■ What you have to do
Write out all entries word for word.

--- Dataset rows ---

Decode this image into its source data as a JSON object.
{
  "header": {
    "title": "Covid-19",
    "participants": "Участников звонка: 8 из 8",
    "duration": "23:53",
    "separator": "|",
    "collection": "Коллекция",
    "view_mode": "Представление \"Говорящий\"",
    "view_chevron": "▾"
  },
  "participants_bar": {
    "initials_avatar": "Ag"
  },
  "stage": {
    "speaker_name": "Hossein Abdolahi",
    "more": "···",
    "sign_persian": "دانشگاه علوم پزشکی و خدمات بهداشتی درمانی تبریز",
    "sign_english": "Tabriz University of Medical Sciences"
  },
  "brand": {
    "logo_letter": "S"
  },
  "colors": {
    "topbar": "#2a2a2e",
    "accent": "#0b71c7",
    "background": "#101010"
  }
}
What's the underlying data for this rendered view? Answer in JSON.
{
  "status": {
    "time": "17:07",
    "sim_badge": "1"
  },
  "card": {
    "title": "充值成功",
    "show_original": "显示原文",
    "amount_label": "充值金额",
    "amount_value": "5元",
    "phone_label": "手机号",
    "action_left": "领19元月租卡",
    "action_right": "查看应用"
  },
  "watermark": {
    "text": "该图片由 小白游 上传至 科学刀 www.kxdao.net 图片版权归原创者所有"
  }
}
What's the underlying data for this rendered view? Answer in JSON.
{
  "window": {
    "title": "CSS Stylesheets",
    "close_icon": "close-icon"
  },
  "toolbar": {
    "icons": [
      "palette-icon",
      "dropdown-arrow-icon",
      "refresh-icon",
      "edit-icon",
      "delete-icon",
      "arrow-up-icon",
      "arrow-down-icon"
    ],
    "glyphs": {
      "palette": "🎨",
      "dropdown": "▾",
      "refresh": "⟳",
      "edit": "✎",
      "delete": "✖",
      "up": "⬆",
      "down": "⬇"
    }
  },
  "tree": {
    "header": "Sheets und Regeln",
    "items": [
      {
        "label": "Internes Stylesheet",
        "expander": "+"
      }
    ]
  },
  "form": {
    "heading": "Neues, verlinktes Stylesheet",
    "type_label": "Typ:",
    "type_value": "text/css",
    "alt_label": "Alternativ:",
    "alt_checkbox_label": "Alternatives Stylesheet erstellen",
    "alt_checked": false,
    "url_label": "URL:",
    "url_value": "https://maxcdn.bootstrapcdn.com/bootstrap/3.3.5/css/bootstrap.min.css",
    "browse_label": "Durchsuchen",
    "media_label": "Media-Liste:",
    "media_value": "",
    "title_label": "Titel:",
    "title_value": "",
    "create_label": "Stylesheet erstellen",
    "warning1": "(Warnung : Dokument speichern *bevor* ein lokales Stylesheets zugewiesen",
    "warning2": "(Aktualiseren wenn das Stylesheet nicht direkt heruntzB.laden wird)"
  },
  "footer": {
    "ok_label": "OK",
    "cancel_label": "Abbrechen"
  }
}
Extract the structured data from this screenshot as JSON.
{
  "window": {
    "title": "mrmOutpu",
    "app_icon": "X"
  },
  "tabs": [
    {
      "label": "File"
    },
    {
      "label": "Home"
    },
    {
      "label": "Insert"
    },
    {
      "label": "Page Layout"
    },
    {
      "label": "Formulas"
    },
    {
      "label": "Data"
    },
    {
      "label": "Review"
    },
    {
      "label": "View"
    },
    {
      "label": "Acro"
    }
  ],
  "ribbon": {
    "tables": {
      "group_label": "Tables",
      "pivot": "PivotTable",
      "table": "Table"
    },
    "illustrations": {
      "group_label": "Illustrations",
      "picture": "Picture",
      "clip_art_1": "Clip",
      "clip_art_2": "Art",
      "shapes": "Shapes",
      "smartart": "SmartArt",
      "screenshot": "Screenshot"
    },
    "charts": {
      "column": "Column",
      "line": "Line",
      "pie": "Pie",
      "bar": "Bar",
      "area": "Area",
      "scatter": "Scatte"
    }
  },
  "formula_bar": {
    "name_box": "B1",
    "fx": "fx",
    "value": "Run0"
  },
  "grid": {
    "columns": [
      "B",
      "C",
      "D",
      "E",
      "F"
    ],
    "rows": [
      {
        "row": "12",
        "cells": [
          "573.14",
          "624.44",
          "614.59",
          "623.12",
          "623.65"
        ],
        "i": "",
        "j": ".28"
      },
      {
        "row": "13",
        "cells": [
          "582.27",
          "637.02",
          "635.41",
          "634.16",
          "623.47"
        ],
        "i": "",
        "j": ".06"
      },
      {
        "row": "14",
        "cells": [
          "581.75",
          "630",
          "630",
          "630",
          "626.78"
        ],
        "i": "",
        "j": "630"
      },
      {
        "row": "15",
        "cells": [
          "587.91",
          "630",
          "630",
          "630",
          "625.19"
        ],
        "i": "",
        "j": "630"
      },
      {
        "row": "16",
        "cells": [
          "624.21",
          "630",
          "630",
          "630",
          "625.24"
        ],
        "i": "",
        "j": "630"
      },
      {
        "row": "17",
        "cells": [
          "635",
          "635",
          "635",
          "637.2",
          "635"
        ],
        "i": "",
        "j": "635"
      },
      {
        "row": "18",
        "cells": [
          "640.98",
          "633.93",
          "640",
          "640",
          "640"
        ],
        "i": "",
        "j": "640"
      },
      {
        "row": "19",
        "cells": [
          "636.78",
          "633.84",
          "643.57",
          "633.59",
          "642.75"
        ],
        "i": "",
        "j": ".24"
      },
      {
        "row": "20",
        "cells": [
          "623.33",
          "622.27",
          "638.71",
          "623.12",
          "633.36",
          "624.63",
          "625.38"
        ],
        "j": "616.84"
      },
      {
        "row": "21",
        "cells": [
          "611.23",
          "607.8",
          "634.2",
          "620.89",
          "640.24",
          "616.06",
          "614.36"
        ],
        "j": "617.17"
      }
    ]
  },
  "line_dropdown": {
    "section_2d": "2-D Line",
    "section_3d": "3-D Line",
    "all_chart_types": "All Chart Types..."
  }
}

---

■ Solution to this task
Decode this image into its source data as a JSON object.
{
  "header": {
    "title": "Covid-19",
    "participants": "Участников звонка: 8 из 8",
    "duration": "23:53",
    "separator": "|",
    "collection": "Коллекция",
    "view_mode": "Представление \"Говорящий\"",
    "view_chevron": "▾"
  },
  "participants_bar": {
    "initials_avatar": "Ag"
  },
  "stage": {
    "speaker_name": "Hossein Abdolahi",
    "more": "···",
    "sign_persian": "دانشگاه علوم پزشکی و خدمات بهداشتی درمانی تبریز",
    "sign_english": "Tabriz University of Medical Sciences"
  },
  "brand": {
    "logo_letter": "S"
  },
  "colors": {
    "topbar": "#2a2a2e",
    "accent": "#0b71c7",
    "background": "#101010"
  }
}
What's the underlying data for this rendered view? Answer in JSON.
{
  "status": {
    "time": "17:07",
    "sim_badge": "1"
  },
  "card": {
    "title": "充值成功",
    "show_original": "显示原文",
    "amount_label": "充值金额",
    "amount_value": "5元",
    "phone_label": "手机号",
    "action_left": "领19元月租卡",
    "action_right": "查看应用"
  },
  "watermark": {
    "text": "该图片由 小白游 上传至 科学刀 www.kxdao.net 图片版权归原创者所有"
  }
}
What's the underlying data for this rendered view? Answer in JSON.
{
  "window": {
    "title": "CSS Stylesheets",
    "close_icon": "close-icon"
  },
  "toolbar": {
    "icons": [
      "palette-icon",
      "dropdown-arrow-icon",
      "refresh-icon",
      "edit-icon",
      "delete-icon",
      "arrow-up-icon",
      "arrow-down-icon"
    ],
    "glyphs": {
      "palette": "🎨",
      "dropdown": "▾",
      "refresh": "⟳",
      "edit": "✎",
      "delete": "✖",
      "up": "⬆",
      "down": "⬇"
    }
  },
  "tree": {
    "header": "Sheets und Regeln",
    "items": [
      {
        "label": "Internes Stylesheet",
        "expander": "+"
      }
    ]
  },
  "form": {
    "heading": "Neues, verlinktes Stylesheet",
    "type_label": "Typ:",
    "type_value": "text/css",
    "alt_label": "Alternativ:",
    "alt_checkbox_label": "Alternatives Stylesheet erstellen",
    "alt_checked": false,
    "url_label": "URL:",
    "url_value": "https://maxcdn.bootstrapcdn.com/bootstrap/3.3.5/css/bootstrap.min.css",
    "browse_label": "Durchsuchen",
    "media_label": "Media-Liste:",
    "media_value": "",
    "title_label": "Titel:",
    "title_value": "",
    "create_label": "Stylesheet erstellen",
    "warning1": "(Warnung : Dokument speichern *bevor* ein lokales Stylesheets zugewiesen",
    "warning2": "(Aktualiseren wenn das Stylesheet nicht direkt heruntzB.laden wird)"
  },
  "footer": {
    "ok_label": "OK",
    "cancel_label": "Abbrechen"
  }
}
Extract the structured data from this screenshot as JSON.
{
  "window": {
    "title": "mrmOutpu",
    "app_icon": "X"
  },
  "tabs": [
    {
      "label": "File"
    },
    {
      "label": "Home"
    },
    {
      "label": "Insert"
    },
    {
      "label": "Page Layout"
    },
    {
      "label": "Formulas"
    },
    {
      "label": "Data"
    },
    {
      "label": "Review"
    },
    {
      "label": "View"
    },
    {
      "label": "Acro"
    }
  ],
  "ribbon": {
    "tables": {
      "group_label": "Tables",
      "pivot": "PivotTable",
      "table": "Table"
    },
    "illustrations": {
      "group_label": "Illustrations",
      "picture": "Picture",
      "clip_art_1": "Clip",
      "clip_art_2": "Art",
      "shapes": "Shapes",
      "smartart": "SmartArt",
      "screenshot": "Screenshot"
    },
    "charts": {
      "column": "Column",
      "line": "Line",
      "pie": "Pie",
      "bar": "Bar",
      "area": "Area",
      "scatter": "Scatte"
    }
  },
  "formula_bar": {
    "name_box": "B1",
    "fx": "fx",
    "value": "Run0"
  },
  "grid": {
    "columns": [
      "B",
      "C",
      "D",
      "E",
      "F"
    ],
    "rows": [
      {
        "row": "12",
        "cells": [
          "573.14",
          "624.44",
          "614.59",
          "623.12",
          "623.65"
        ],
        "i": "",
        "j": ".28"
      },
      {
        "row": "13",
        "cells": [
          "582.27",
          "637.02",
          "635.41",
          "634.16",
          "623.47"
        ],
        "i": "",
        "j": ".06"
      },
      {
        "row": "14",
        "cells": [
          "581.75",
          "630",
          "630",
          "630",
          "626.78"
        ],
        "i": "",
        "j": "630"
      },
      {
        "row": "15",
        "cells": [
          "587.91",
          "630",
          "630",
          "630",
          "625.19"
        ],
        "i": "",
        "j": "630"
      },
      {
        "row": "16",
        "cells": [
          "624.21",
          "630",
          "630",
          "630",
          "625.24"
        ],
        "i": "",
        "j": "630"
      },
      {
        "row": "17",
        "cells": [
          "635",
          "635",
          "635",
          "637.2",
          "635"
        ],
        "i": "",
        "j": "635"
      },
      {
        "row": "18",
        "cells": [
          "640.98",
          "633.93",
          "640",
          "640",
          "640"
        ],
        "i": "",
        "j": "640"
      },
      {
        "row": "19",
        "cells": [
          "636.78",
          "633.84",
          "643.57",
          "633.59",
          "642.75"
        ],
        "i": "",
        "j": ".24"
      },
      {
        "row": "20",
        "cells": [
          "623.33",
          "622.27",
          "638.71",
          "623.12",
          "633.36",
          "624.63",
          "625.38"
        ],
        "j": "616.84"
      },
      {
        "row": "21",
        "cells": [
          "611.23",
          "607.8",
          "634.2",
          "620.89",
          "640.24",
          "616.06",
          "614.36"
        ],
        "j": "617.17"
      }
    ]
  },
  "line_dropdown": {
    "section_2d": "2-D Line",
    "section_3d": "3-D Line",
    "all_chart_types": "All Chart Types..."
  }
}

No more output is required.